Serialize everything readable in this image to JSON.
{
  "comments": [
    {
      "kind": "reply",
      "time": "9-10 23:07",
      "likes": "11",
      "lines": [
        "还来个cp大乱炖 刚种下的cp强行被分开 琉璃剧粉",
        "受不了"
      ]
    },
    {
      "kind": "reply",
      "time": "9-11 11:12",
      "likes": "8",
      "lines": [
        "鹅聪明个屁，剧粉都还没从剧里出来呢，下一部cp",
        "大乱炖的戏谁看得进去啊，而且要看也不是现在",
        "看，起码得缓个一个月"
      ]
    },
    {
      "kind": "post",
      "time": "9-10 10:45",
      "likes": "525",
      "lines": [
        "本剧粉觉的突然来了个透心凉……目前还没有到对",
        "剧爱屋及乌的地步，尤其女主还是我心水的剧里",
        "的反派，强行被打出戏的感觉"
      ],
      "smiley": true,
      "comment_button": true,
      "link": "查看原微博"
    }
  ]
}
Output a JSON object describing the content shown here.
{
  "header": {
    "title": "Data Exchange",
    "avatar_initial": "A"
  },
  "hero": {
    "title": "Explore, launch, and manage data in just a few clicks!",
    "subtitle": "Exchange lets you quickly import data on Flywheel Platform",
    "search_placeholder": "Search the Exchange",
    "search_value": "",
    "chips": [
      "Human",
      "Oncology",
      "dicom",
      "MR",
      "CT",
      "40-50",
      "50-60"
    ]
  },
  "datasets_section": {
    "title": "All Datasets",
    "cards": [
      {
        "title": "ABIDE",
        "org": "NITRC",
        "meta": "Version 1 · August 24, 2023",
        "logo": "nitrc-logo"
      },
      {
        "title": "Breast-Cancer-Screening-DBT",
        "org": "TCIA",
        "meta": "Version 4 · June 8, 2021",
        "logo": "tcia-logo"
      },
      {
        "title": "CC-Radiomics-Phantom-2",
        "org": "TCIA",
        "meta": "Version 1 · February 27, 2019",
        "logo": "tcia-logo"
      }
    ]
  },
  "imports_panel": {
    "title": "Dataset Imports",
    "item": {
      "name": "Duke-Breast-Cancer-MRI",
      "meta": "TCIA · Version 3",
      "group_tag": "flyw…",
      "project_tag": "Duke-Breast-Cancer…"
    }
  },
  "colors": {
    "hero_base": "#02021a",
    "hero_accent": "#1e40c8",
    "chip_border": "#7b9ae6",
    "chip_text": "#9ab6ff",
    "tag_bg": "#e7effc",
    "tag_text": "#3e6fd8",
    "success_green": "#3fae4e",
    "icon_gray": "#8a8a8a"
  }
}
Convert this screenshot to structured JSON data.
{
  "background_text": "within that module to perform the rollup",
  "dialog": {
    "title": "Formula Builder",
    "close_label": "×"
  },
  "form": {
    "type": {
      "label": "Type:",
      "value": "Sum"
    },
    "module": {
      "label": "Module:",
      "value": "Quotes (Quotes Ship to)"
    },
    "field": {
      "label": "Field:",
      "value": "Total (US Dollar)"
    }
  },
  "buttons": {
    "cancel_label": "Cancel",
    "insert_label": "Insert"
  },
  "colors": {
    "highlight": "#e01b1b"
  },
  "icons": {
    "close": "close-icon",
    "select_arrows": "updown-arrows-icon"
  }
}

Written task
Each line from the one containing "Output a JSON" to the end of the records should be echoed exactly, and no other line.

Exercise response
Output a JSON object describing the content shown here.
{
  "header": {
    "title": "Data Exchange",
    "avatar_initial": "A"
  },
  "hero": {
    "title": "Explore, launch, and manage data in just a few clicks!",
    "subtitle": "Exchange lets you quickly import data on Flywheel Platform",
    "search_placeholder": "Search the Exchange",
    "search_value": "",
    "chips": [
      "Human",
      "Oncology",
      "dicom",
      "MR",
      "CT",
      "40-50",
      "50-60"
    ]
  },
  "datasets_section": {
    "title": "All Datasets",
    "cards": [
      {
        "title": "ABIDE",
        "org": "NITRC",
        "meta": "Version 1 · August 24, 2023",
        "logo": "nitrc-logo"
      },
      {
        "title": "Breast-Cancer-Screening-DBT",
        "org": "TCIA",
        "meta": "Version 4 · June 8, 2021",
        "logo": "tcia-logo"
      },
      {
        "title": "CC-Radiomics-Phantom-2",
        "org": "TCIA",
        "meta": "Version 1 · February 27, 2019",
        "logo": "tcia-logo"
      }
    ]
  },
  "imports_panel": {
    "title": "Dataset Imports",
    "item": {
      "name": "Duke-Breast-Cancer-MRI",
      "meta": "TCIA · Version 3",
      "group_tag": "flyw…",
      "project_tag": "Duke-Breast-Cancer…"
    }
  },
  "colors": {
    "hero_base": "#02021a",
    "hero_accent": "#1e40c8",
    "chip_border": "#7b9ae6",
    "chip_text": "#9ab6ff",
    "tag_bg": "#e7effc",
    "tag_text": "#3e6fd8",
    "success_green": "#3fae4e",
    "icon_gray": "#8a8a8a"
  }
}
Convert this screenshot to structured JSON data.
{
  "background_text": "within that module to perform the rollup",
  "dialog": {
    "title": "Formula Builder",
    "close_label": "×"
  },
  "form": {
    "type": {
      "label": "Type:",
      "value": "Sum"
    },
    "module": {
      "label": "Module:",
      "value": "Quotes (Quotes Ship to)"
    },
    "field": {
      "label": "Field:",
      "value": "Total (US Dollar)"
    }
  },
  "buttons": {
    "cancel_label": "Cancel",
    "insert_label": "Insert"
  },
  "colors": {
    "highlight": "#e01b1b"
  },
  "icons": {
    "close": "close-icon",
    "select_arrows": "updown-arrows-icon"
  }
}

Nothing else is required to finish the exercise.